GIVEN TASK: All records below must be retyped exactly.

— BEGIN EXERCISE INPUTS —

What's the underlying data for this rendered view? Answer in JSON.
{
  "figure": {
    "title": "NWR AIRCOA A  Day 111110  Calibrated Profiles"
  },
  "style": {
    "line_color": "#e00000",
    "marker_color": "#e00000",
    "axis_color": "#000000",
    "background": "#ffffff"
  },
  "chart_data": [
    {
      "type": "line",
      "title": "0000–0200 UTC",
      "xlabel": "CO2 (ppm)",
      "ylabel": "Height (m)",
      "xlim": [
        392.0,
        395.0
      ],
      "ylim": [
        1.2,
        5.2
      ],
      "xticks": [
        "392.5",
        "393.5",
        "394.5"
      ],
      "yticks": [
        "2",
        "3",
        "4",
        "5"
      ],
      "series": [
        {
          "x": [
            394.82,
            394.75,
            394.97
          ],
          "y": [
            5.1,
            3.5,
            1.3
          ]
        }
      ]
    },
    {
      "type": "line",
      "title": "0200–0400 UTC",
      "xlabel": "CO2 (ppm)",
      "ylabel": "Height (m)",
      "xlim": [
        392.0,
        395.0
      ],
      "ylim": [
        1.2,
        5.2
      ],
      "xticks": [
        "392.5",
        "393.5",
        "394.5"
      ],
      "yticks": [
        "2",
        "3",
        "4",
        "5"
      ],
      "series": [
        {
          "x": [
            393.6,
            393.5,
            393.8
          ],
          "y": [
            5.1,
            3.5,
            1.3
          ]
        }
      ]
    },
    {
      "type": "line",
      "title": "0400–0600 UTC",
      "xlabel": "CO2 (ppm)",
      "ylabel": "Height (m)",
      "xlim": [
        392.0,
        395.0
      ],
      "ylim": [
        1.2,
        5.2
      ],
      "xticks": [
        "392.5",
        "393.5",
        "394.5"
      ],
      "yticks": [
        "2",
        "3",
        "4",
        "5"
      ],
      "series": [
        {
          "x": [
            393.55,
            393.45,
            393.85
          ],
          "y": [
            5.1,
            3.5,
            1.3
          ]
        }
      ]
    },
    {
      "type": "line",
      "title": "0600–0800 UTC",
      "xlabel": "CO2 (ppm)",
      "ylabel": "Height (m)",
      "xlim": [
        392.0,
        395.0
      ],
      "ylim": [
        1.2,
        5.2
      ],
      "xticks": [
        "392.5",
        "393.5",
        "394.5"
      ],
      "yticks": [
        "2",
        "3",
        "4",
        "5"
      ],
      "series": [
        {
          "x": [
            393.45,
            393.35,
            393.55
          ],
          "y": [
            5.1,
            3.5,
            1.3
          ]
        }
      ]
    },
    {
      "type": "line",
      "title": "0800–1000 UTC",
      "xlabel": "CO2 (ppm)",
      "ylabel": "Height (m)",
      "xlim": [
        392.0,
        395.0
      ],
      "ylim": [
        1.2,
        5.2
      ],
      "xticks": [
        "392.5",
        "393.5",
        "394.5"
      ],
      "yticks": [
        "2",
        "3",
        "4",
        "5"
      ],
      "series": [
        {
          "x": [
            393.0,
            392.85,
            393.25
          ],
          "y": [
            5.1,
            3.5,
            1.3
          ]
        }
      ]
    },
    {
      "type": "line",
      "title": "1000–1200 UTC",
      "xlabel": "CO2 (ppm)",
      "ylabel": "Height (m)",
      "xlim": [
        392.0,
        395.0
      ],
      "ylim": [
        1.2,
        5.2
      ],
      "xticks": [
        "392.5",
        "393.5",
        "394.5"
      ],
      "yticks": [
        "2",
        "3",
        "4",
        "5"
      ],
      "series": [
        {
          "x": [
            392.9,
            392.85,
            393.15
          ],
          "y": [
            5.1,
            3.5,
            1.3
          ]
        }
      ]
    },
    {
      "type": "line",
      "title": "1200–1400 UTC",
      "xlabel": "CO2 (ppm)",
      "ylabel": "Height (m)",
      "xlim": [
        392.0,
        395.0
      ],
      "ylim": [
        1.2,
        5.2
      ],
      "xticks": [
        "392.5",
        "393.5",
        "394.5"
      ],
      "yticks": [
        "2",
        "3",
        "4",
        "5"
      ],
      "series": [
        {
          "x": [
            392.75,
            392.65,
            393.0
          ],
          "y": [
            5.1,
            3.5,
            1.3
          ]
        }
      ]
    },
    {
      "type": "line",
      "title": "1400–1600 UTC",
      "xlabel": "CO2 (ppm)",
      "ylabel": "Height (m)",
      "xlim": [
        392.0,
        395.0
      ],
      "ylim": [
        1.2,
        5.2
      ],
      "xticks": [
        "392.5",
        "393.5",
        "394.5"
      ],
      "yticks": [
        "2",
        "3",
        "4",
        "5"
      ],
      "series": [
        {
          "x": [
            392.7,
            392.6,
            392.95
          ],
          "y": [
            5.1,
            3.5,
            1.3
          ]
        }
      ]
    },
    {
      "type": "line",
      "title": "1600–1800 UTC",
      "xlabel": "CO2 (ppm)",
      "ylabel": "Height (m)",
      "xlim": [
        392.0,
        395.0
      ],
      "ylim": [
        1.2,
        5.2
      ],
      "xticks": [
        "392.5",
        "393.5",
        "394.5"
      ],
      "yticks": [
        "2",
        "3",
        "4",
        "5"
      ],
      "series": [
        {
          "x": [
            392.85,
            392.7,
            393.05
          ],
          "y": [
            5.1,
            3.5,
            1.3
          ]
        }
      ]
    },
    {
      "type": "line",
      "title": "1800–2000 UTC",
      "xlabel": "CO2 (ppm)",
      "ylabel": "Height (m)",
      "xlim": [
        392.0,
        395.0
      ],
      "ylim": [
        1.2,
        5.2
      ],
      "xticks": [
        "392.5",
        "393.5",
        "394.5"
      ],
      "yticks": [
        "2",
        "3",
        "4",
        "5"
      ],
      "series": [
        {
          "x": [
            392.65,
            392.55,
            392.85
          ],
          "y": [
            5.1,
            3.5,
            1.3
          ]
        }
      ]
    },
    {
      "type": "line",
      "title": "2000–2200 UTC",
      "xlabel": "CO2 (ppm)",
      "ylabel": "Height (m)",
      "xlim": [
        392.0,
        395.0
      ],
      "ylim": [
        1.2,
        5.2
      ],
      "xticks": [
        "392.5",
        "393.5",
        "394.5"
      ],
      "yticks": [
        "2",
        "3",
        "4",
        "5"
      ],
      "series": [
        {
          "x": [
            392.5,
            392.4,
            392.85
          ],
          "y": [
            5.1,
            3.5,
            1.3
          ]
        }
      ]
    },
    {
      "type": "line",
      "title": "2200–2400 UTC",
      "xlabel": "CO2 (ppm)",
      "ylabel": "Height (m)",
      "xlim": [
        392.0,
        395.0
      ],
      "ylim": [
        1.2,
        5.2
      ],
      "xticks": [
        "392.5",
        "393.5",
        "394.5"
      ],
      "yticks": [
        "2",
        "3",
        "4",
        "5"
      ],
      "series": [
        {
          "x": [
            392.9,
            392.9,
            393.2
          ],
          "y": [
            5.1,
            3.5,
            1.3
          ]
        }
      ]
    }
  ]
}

— END EXERCISE INPUTS —

TASK ANSWER:
What's the underlying data for this rendered view? Answer in JSON.
{
  "figure": {
    "title": "NWR AIRCOA A  Day 111110  Calibrated Profiles"
  },
  "style": {
    "line_color": "#e00000",
    "marker_color": "#e00000",
    "axis_color": "#000000",
    "background": "#ffffff"
  },
  "chart_data": [
    {
      "type": "line",
      "title": "0000–0200 UTC",
      "xlabel": "CO2 (ppm)",
      "ylabel": "Height (m)",
      "xlim": [
        392.0,
        395.0
      ],
      "ylim": [
        1.2,
        5.2
      ],
      "xticks": [
        "392.5",
        "393.5",
        "394.5"
      ],
      "yticks": [
        "2",
        "3",
        "4",
        "5"
      ],
      "series": [
        {
          "x": [
            394.82,
            394.75,
            394.97
          ],
          "y": [
            5.1,
            3.5,
            1.3
          ]
        }
      ]
    },
    {
      "type": "line",
      "title": "0200–0400 UTC",
      "xlabel": "CO2 (ppm)",
      "ylabel": "Height (m)",
      "xlim": [
        392.0,
        395.0
      ],
      "ylim": [
        1.2,
        5.2
      ],
      "xticks": [
        "392.5",
        "393.5",
        "394.5"
      ],
      "yticks": [
        "2",
        "3",
        "4",
        "5"
      ],
      "series": [
        {
          "x": [
            393.6,
            393.5,
            393.8
          ],
          "y": [
            5.1,
            3.5,
            1.3
          ]
        }
      ]
    },
    {
      "type": "line",
      "title": "0400–0600 UTC",
      "xlabel": "CO2 (ppm)",
      "ylabel": "Height (m)",
      "xlim": [
        392.0,
        395.0
      ],
      "ylim": [
        1.2,
        5.2
      ],
      "xticks": [
        "392.5",
        "393.5",
        "394.5"
      ],
      "yticks": [
        "2",
        "3",
        "4",
        "5"
      ],
      "series": [
        {
          "x": [
            393.55,
            393.45,
            393.85
          ],
          "y": [
            5.1,
            3.5,
            1.3
          ]
        }
      ]
    },
    {
      "type": "line",
      "title": "0600–0800 UTC",
      "xlabel": "CO2 (ppm)",
      "ylabel": "Height (m)",
      "xlim": [
        392.0,
        395.0
      ],
      "ylim": [
        1.2,
        5.2
      ],
      "xticks": [
        "392.5",
        "393.5",
        "394.5"
      ],
      "yticks": [
        "2",
        "3",
        "4",
        "5"
      ],
      "series": [
        {
          "x": [
            393.45,
            393.35,
            393.55
          ],
          "y": [
            5.1,
            3.5,
            1.3
          ]
        }
      ]
    },
    {
      "type": "line",
      "title": "0800–1000 UTC",
      "xlabel": "CO2 (ppm)",
      "ylabel": "Height (m)",
      "xlim": [
        392.0,
        395.0
      ],
      "ylim": [
        1.2,
        5.2
      ],
      "xticks": [
        "392.5",
        "393.5",
        "394.5"
      ],
      "yticks": [
        "2",
        "3",
        "4",
        "5"
      ],
      "series": [
        {
          "x": [
            393.0,
            392.85,
            393.25
          ],
          "y": [
            5.1,
            3.5,
            1.3
          ]
        }
      ]
    },
    {
      "type": "line",
      "title": "1000–1200 UTC",
      "xlabel": "CO2 (ppm)",
      "ylabel": "Height (m)",
      "xlim": [
        392.0,
        395.0
      ],
      "ylim": [
        1.2,
        5.2
      ],
      "xticks": [
        "392.5",
        "393.5",
        "394.5"
      ],
      "yticks": [
        "2",
        "3",
        "4",
        "5"
      ],
      "series": [
        {
          "x": [
            392.9,
            392.85,
            393.15
          ],
          "y": [
            5.1,
            3.5,
            1.3
          ]
        }
      ]
    },
    {
      "type": "line",
      "title": "1200–1400 UTC",
      "xlabel": "CO2 (ppm)",
      "ylabel": "Height (m)",
      "xlim": [
        392.0,
        395.0
      ],
      "ylim": [
        1.2,
        5.2
      ],
      "xticks": [
        "392.5",
        "393.5",
        "394.5"
      ],
      "yticks": [
        "2",
        "3",
        "4",
        "5"
      ],
      "series": [
        {
          "x": [
            392.75,
            392.65,
            393.0
          ],
          "y": [
            5.1,
            3.5,
            1.3
          ]
        }
      ]
    },
    {
      "type": "line",
      "title": "1400–1600 UTC",
      "xlabel": "CO2 (ppm)",
      "ylabel": "Height (m)",
      "xlim": [
        392.0,
        395.0
      ],
      "ylim": [
        1.2,
        5.2
      ],
      "xticks": [
        "392.5",
        "393.5",
        "394.5"
      ],
      "yticks": [
        "2",
        "3",
        "4",
        "5"
      ],
      "series": [
        {
          "x": [
            392.7,
            392.6,
            392.95
          ],
          "y": [
            5.1,
            3.5,
            1.3
          ]
        }
      ]
    },
    {
      "type": "line",
      "title": "1600–1800 UTC",
      "xlabel": "CO2 (ppm)",
      "ylabel": "Height (m)",
      "xlim": [
        392.0,
        395.0
      ],
      "ylim": [
        1.2,
        5.2
      ],
      "xticks": [
        "392.5",
        "393.5",
        "394.5"
      ],
      "yticks": [
        "2",
        "3",
        "4",
        "5"
      ],
      "series": [
        {
          "x": [
            392.85,
            392.7,
            393.05
          ],
          "y": [
            5.1,
            3.5,
            1.3
          ]
        }
      ]
    },
    {
      "type": "line",
      "title": "1800–2000 UTC",
      "xlabel": "CO2 (ppm)",
      "ylabel": "Height (m)",
      "xlim": [
        392.0,
        395.0
      ],
      "ylim": [
        1.2,
        5.2
      ],
      "xticks": [
        "392.5",
        "393.5",
        "394.5"
      ],
      "yticks": [
        "2",
        "3",
        "4",
        "5"
      ],
      "series": [
        {
          "x": [
            392.65,
            392.55,
            392.85
          ],
          "y": [
            5.1,
            3.5,
            1.3
          ]
        }
      ]
    },
    {
      "type": "line",
      "title": "2000–2200 UTC",
      "xlabel": "CO2 (ppm)",
      "ylabel": "Height (m)",
      "xlim": [
        392.0,
        395.0
      ],
      "ylim": [
        1.2,
        5.2
      ],
      "xticks": [
        "392.5",
        "393.5",
        "394.5"
      ],
      "yticks": [
        "2",
        "3",
        "4",
        "5"
      ],
      "series": [
        {
          "x": [
            392.5,
            392.4,
            392.85
          ],
          "y": [
            5.1,
            3.5,
            1.3
          ]
        }
      ]
    },
    {
      "type": "line",
      "title": "2200–2400 UTC",
      "xlabel": "CO2 (ppm)",
      "ylabel": "Height (m)",
      "xlim": [
        392.0,
        395.0
      ],
      "ylim": [
        1.2,
        5.2
      ],
      "xticks": [
        "392.5",
        "393.5",
        "394.5"
      ],
      "yticks": [
        "2",
        "3",
        "4",
        "5"
      ],
      "series": [
        {
          "x": [
            392.9,
            392.9,
            393.2
          ],
          "y": [
            5.1,
            3.5,
            1.3
          ]
        }
      ]
    }
  ]
}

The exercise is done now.